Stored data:
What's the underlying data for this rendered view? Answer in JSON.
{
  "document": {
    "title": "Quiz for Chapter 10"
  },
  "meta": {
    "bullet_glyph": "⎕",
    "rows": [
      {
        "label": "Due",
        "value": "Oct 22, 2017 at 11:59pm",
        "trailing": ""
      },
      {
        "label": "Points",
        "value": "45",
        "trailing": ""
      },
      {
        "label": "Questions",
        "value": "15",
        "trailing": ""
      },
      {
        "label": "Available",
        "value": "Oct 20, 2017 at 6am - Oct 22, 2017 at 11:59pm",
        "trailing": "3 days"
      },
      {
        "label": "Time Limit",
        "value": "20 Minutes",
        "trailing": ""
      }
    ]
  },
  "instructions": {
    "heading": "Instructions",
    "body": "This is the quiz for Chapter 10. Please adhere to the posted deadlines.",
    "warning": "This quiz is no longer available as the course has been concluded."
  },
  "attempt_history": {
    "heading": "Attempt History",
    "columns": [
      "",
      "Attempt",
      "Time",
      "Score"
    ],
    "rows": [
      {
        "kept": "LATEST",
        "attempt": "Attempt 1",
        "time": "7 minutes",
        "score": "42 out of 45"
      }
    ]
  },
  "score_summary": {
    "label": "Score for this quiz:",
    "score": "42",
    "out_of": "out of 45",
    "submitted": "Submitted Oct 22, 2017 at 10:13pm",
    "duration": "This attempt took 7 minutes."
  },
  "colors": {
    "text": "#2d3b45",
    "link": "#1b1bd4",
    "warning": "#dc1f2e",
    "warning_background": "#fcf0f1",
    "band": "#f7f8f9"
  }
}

» **Task prompt**: Please repeat the material above, word for word and in full.

» **Answer in full**:
What's the underlying data for this rendered view? Answer in JSON.
{
  "document": {
    "title": "Quiz for Chapter 10"
  },
  "meta": {
    "bullet_glyph": "⎕",
    "rows": [
      {
        "label": "Due",
        "value": "Oct 22, 2017 at 11:59pm",
        "trailing": ""
      },
      {
        "label": "Points",
        "value": "45",
        "trailing": ""
      },
      {
        "label": "Questions",
        "value": "15",
        "trailing": ""
      },
      {
        "label": "Available",
        "value": "Oct 20, 2017 at 6am - Oct 22, 2017 at 11:59pm",
        "trailing": "3 days"
      },
      {
        "label": "Time Limit",
        "value": "20 Minutes",
        "trailing": ""
      }
    ]
  },
  "instructions": {
    "heading": "Instructions",
    "body": "This is the quiz for Chapter 10. Please adhere to the posted deadlines.",
    "warning": "This quiz is no longer available as the course has been concluded."
  },
  "attempt_history": {
    "heading": "Attempt History",
    "columns": [
      "",
      "Attempt",
      "Time",
      "Score"
    ],
    "rows": [
      {
        "kept": "LATEST",
        "attempt": "Attempt 1",
        "time": "7 minutes",
        "score": "42 out of 45"
      }
    ]
  },
  "score_summary": {
    "label": "Score for this quiz:",
    "score": "42",
    "out_of": "out of 45",
    "submitted": "Submitted Oct 22, 2017 at 10:13pm",
    "duration": "This attempt took 7 minutes."
  },
  "colors": {
    "text": "#2d3b45",
    "link": "#1b1bd4",
    "warning": "#dc1f2e",
    "warning_background": "#fcf0f1",
    "band": "#f7f8f9"
  }
}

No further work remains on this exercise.